→ **Input records**:
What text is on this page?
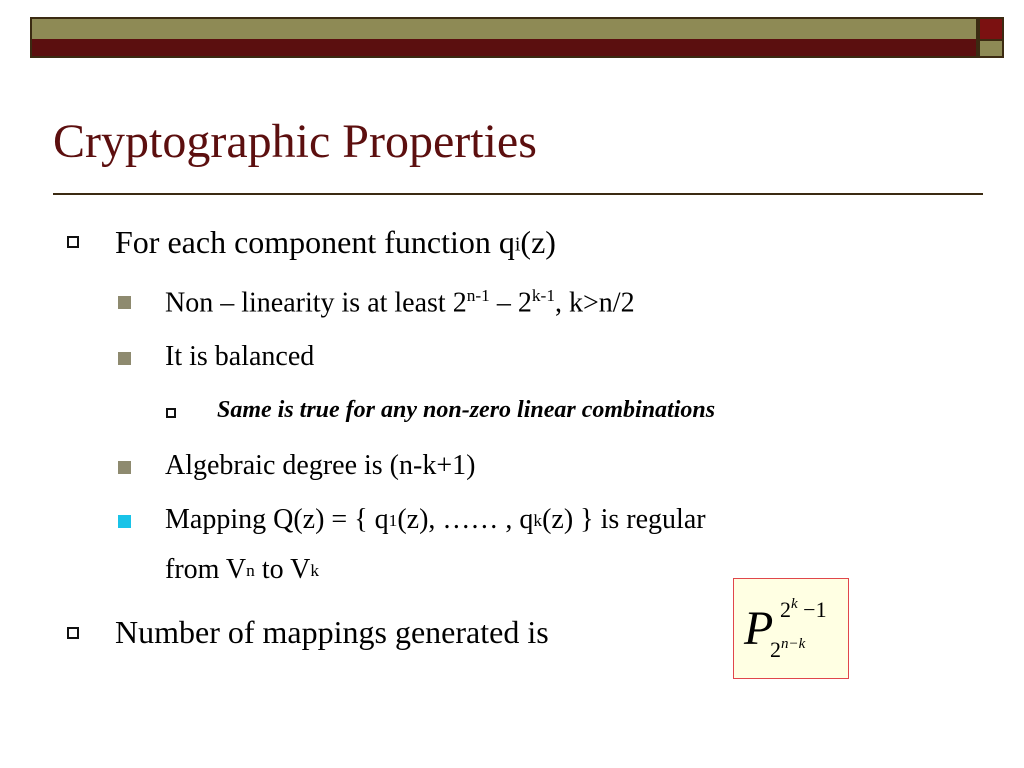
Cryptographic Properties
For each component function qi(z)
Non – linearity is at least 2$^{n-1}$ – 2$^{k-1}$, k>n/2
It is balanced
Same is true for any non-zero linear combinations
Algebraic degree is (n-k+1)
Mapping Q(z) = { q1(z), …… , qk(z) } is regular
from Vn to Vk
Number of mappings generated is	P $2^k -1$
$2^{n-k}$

→ **Exercise brief**:
The records above must be printed exactly; the pictures stay out.

→ **Full answer**:
What text is on this page?
Cryptographic Properties
For each component function qi(z)
Non – linearity is at least 2$^{n-1}$ – 2$^{k-1}$, k>n/2
It is balanced
Same is true for any non-zero linear combinations
Algebraic degree is (n-k+1)
Mapping Q(z) = { q1(z), …… , qk(z) } is regular
from Vn to Vk
Number of mappings generated is	P $2^k -1$
$2^{n-k}$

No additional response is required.